- **PROBLEM DETAILS**
For the material that follows, list every line containing the word "icon".

- **ENTRIES PROVIDED**
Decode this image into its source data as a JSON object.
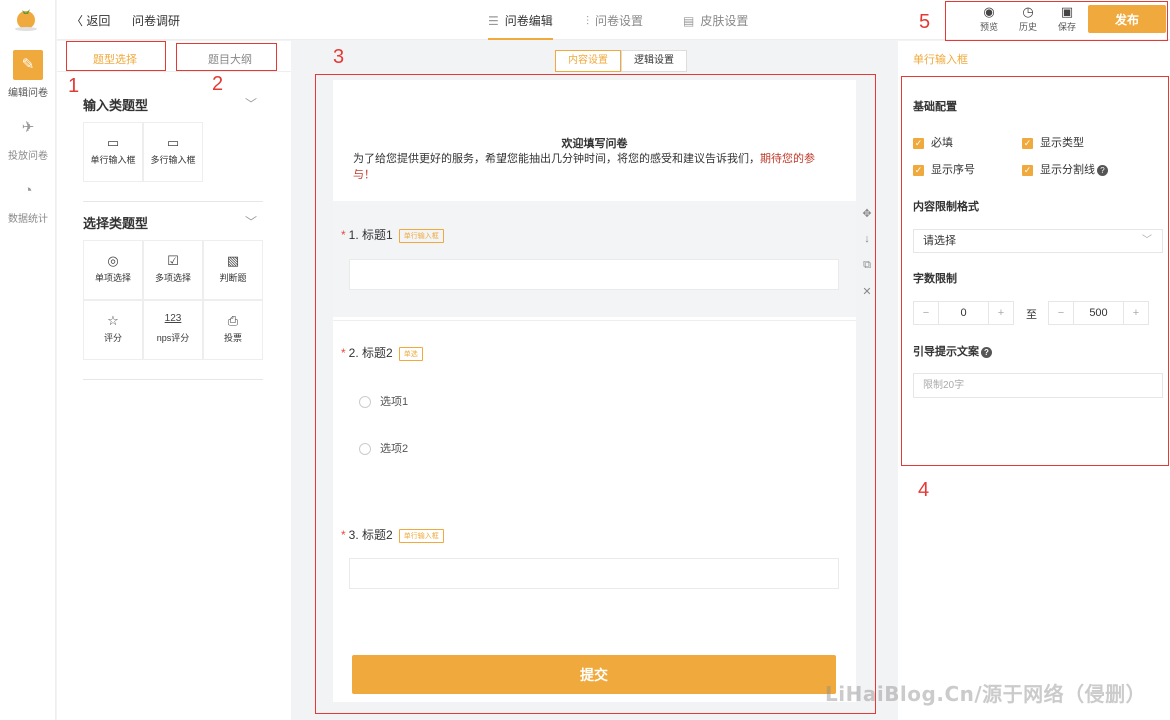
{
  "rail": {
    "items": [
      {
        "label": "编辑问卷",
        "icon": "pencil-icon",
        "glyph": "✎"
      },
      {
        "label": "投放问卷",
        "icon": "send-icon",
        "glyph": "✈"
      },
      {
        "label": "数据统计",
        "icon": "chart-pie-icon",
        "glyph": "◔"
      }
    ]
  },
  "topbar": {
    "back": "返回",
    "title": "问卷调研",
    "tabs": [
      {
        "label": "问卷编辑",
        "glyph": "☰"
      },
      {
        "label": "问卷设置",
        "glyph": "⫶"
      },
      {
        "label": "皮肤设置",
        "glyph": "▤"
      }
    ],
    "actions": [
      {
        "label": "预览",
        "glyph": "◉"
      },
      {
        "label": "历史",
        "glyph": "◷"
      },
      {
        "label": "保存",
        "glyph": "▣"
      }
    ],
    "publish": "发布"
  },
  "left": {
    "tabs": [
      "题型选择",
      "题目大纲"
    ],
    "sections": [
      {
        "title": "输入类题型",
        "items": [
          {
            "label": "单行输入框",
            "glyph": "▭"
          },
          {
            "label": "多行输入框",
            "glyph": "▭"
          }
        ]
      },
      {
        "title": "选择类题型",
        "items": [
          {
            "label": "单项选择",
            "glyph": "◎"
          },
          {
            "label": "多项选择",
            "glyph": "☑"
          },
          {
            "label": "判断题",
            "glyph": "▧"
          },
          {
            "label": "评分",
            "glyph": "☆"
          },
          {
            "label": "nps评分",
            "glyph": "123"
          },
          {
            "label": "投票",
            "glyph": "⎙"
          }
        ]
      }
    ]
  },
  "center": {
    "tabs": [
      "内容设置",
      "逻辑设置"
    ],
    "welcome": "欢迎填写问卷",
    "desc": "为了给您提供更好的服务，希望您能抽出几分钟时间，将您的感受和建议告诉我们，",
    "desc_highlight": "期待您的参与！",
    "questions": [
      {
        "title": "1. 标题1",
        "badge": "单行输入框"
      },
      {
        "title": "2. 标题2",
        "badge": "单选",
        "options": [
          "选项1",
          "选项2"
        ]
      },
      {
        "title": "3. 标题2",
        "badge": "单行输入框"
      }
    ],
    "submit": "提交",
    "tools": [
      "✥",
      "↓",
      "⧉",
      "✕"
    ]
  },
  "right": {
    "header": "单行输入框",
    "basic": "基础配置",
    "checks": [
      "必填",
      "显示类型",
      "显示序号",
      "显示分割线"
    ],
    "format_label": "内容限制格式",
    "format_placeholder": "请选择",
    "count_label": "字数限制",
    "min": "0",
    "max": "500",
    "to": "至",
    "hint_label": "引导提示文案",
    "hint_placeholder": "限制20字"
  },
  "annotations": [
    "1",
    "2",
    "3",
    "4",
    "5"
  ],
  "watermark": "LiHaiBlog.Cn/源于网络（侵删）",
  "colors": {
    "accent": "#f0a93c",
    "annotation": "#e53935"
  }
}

...

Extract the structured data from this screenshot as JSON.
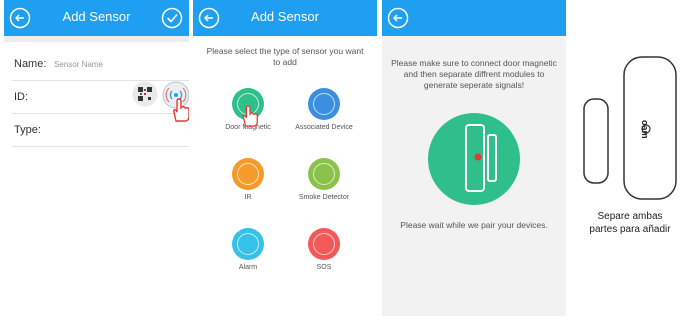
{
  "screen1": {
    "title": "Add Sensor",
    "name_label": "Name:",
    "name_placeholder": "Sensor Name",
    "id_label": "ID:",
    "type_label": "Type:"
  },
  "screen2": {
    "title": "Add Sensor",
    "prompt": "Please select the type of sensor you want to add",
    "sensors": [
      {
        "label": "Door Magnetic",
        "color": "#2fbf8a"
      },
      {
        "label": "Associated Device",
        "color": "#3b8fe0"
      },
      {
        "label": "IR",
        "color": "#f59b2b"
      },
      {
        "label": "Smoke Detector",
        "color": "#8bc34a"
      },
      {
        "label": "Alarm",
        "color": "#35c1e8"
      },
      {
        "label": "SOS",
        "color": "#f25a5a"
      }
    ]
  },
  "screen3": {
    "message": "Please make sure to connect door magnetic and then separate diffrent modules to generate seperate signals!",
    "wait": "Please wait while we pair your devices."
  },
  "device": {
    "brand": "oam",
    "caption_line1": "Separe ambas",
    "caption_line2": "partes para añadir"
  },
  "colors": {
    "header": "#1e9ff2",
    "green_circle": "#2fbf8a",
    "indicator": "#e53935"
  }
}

- **CORRECT OUTPUT**
        "icon": "pencil-icon",
        "icon": "send-icon",
        "icon": "chart-pie-icon",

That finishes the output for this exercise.